▸ **WHAT NEEDS TO BE DONE**
Output the records exactly. Include every line.

[A run of records]

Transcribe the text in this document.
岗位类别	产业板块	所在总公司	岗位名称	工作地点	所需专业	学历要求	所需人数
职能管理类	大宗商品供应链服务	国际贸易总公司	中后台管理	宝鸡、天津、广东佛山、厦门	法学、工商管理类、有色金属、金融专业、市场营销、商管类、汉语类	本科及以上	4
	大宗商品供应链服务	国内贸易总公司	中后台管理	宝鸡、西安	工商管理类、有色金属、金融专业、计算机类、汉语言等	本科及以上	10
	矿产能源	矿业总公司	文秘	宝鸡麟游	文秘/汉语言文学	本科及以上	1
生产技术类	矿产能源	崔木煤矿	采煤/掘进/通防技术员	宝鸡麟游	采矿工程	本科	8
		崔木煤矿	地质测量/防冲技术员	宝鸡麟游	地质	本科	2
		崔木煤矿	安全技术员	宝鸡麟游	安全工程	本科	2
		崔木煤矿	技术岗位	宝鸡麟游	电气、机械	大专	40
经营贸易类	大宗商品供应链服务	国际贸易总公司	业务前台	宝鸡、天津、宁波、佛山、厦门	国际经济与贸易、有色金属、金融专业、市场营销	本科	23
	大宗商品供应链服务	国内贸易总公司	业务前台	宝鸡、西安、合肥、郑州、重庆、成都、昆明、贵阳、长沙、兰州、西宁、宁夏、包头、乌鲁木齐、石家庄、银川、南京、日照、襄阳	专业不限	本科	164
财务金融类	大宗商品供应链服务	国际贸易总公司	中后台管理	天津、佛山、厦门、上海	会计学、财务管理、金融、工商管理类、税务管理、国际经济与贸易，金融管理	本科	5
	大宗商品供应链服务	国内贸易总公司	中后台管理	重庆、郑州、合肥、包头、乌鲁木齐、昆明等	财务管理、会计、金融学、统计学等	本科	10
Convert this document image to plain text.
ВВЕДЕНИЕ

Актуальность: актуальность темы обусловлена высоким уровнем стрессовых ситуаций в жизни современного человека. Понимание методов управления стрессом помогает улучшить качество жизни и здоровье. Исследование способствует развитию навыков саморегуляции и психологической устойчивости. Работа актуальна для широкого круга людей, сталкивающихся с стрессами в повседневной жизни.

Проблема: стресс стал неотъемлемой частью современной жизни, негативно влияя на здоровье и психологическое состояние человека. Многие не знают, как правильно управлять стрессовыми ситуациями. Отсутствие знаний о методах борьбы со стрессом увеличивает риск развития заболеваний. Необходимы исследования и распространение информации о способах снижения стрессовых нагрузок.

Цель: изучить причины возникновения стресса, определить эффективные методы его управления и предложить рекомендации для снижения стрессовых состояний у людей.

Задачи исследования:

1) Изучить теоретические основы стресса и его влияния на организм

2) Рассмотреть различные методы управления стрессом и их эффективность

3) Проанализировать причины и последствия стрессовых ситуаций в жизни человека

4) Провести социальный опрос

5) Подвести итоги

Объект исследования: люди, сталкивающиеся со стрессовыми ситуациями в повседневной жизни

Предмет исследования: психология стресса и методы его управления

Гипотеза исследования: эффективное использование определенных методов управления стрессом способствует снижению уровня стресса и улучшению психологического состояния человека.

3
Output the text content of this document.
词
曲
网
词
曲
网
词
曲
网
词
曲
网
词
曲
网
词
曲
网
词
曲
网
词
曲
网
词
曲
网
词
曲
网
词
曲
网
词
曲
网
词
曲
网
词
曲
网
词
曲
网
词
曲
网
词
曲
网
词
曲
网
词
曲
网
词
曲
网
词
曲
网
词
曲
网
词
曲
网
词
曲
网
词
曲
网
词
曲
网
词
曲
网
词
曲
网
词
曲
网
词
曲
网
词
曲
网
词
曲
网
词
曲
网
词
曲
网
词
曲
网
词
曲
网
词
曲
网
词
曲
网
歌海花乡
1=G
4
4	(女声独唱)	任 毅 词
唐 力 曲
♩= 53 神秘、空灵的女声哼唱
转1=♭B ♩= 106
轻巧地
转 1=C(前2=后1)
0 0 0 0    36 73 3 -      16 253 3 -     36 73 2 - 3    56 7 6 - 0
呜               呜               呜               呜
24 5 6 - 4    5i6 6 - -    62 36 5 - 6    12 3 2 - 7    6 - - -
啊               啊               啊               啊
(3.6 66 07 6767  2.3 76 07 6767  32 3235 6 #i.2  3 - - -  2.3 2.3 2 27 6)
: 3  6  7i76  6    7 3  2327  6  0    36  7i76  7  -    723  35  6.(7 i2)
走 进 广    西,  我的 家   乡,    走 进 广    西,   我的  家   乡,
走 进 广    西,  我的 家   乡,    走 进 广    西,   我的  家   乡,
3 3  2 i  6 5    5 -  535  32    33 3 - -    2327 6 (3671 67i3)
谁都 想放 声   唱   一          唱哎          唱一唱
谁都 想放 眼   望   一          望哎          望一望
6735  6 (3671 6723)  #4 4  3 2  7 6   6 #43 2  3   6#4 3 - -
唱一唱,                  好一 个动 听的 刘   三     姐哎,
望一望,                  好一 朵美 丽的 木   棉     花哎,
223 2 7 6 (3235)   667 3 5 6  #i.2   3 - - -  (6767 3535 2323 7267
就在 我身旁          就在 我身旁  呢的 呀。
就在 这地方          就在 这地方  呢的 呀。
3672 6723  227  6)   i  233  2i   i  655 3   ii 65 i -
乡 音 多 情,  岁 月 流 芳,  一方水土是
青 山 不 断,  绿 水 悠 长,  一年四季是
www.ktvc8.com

▸ **FULL RESPONSE**
Transcribe the text in this document.
岗位类别	产业板块	所在总公司	岗位名称	工作地点	所需专业	学历要求	所需人数
职能管理类	大宗商品供应链服务	国际贸易总公司	中后台管理	宝鸡、天津、广东佛山、厦门	法学、工商管理类、有色金属、金融专业、市场营销、商管类、汉语类	本科及以上	4
	大宗商品供应链服务	国内贸易总公司	中后台管理	宝鸡、西安	工商管理类、有色金属、金融专业、计算机类、汉语言等	本科及以上	10
	矿产能源	矿业总公司	文秘	宝鸡麟游	文秘/汉语言文学	本科及以上	1
生产技术类	矿产能源	崔木煤矿	采煤/掘进/通防技术员	宝鸡麟游	采矿工程	本科	8
		崔木煤矿	地质测量/防冲技术员	宝鸡麟游	地质	本科	2
		崔木煤矿	安全技术员	宝鸡麟游	安全工程	本科	2
		崔木煤矿	技术岗位	宝鸡麟游	电气、机械	大专	40
经营贸易类	大宗商品供应链服务	国际贸易总公司	业务前台	宝鸡、天津、宁波、佛山、厦门	国际经济与贸易、有色金属、金融专业、市场营销	本科	23
	大宗商品供应链服务	国内贸易总公司	业务前台	宝鸡、西安、合肥、郑州、重庆、成都、昆明、贵阳、长沙、兰州、西宁、宁夏、包头、乌鲁木齐、石家庄、银川、南京、日照、襄阳	专业不限	本科	164
财务金融类	大宗商品供应链服务	国际贸易总公司	中后台管理	天津、佛山、厦门、上海	会计学、财务管理、金融、工商管理类、税务管理、国际经济与贸易，金融管理	本科	5
	大宗商品供应链服务	国内贸易总公司	中后台管理	重庆、郑州、合肥、包头、乌鲁木齐、昆明等	财务管理、会计、金融学、统计学等	本科	10
Convert this document image to plain text.
ВВЕДЕНИЕ

Актуальность: актуальность темы обусловлена высоким уровнем стрессовых ситуаций в жизни современного человека. Понимание методов управления стрессом помогает улучшить качество жизни и здоровье. Исследование способствует развитию навыков саморегуляции и психологической устойчивости. Работа актуальна для широкого круга людей, сталкивающихся с стрессами в повседневной жизни.

Проблема: стресс стал неотъемлемой частью современной жизни, негативно влияя на здоровье и психологическое состояние человека. Многие не знают, как правильно управлять стрессовыми ситуациями. Отсутствие знаний о методах борьбы со стрессом увеличивает риск развития заболеваний. Необходимы исследования и распространение информации о способах снижения стрессовых нагрузок.

Цель: изучить причины возникновения стресса, определить эффективные методы его управления и предложить рекомендации для снижения стрессовых состояний у людей.

Задачи исследования:

1) Изучить теоретические основы стресса и его влияния на организм

2) Рассмотреть различные методы управления стрессом и их эффективность

3) Проанализировать причины и последствия стрессовых ситуаций в жизни человека

4) Провести социальный опрос

5) Подвести итоги

Объект исследования: люди, сталкивающиеся со стрессовыми ситуациями в повседневной жизни

Предмет исследования: психология стресса и методы его управления

Гипотеза исследования: эффективное использование определенных методов управления стрессом способствует снижению уровня стресса и улучшению психологического состояния человека.

3
Output the text content of this document.
词
曲
网
词
曲
网
词
曲
网
词
曲
网
词
曲
网
词
曲
网
词
曲
网
词
曲
网
词
曲
网
词
曲
网
词
曲
网
词
曲
网
词
曲
网
词
曲
网
词
曲
网
词
曲
网
词
曲
网
词
曲
网
词
曲
网
词
曲
网
词
曲
网
词
曲
网
词
曲
网
词
曲
网
词
曲
网
词
曲
网
词
曲
网
词
曲
网
词
曲
网
词
曲
网
词
曲
网
词
曲
网
词
曲
网
词
曲
网
词
曲
网
词
曲
网
词
曲
网
词
曲
网
歌海花乡
1=G
4
4	(女声独唱)	任 毅 词
唐 力 曲
♩= 53 神秘、空灵的女声哼唱
转1=♭B ♩= 106
轻巧地
转 1=C(前2=后1)
0 0 0 0    36 73 3 -      16 253 3 -     36 73 2 - 3    56 7 6 - 0
呜               呜               呜               呜
24 5 6 - 4    5i6 6 - -    62 36 5 - 6    12 3 2 - 7    6 - - -
啊               啊               啊               啊
(3.6 66 07 6767  2.3 76 07 6767  32 3235 6 #i.2  3 - - -  2.3 2.3 2 27 6)
: 3  6  7i76  6    7 3  2327  6  0    36  7i76  7  -    723  35  6.(7 i2)
走 进 广    西,  我的 家   乡,    走 进 广    西,   我的  家   乡,
走 进 广    西,  我的 家   乡,    走 进 广    西,   我的  家   乡,
3 3  2 i  6 5    5 -  535  32    33 3 - -    2327 6 (3671 67i3)
谁都 想放 声   唱   一          唱哎          唱一唱
谁都 想放 眼   望   一          望哎          望一望
6735  6 (3671 6723)  #4 4  3 2  7 6   6 #43 2  3   6#4 3 - -
唱一唱,                  好一 个动 听的 刘   三     姐哎,
望一望,                  好一 朵美 丽的 木   棉     花哎,
223 2 7 6 (3235)   667 3 5 6  #i.2   3 - - -  (6767 3535 2323 7267
就在 我身旁          就在 我身旁  呢的 呀。
就在 这地方          就在 这地方  呢的 呀。
3672 6723  227  6)   i  233  2i   i  655 3   ii 65 i -
乡 音 多 情,  岁 月 流 芳,  一方水土是
青 山 不 断,  绿 水 悠 长,  一年四季是
www.ktvc8.com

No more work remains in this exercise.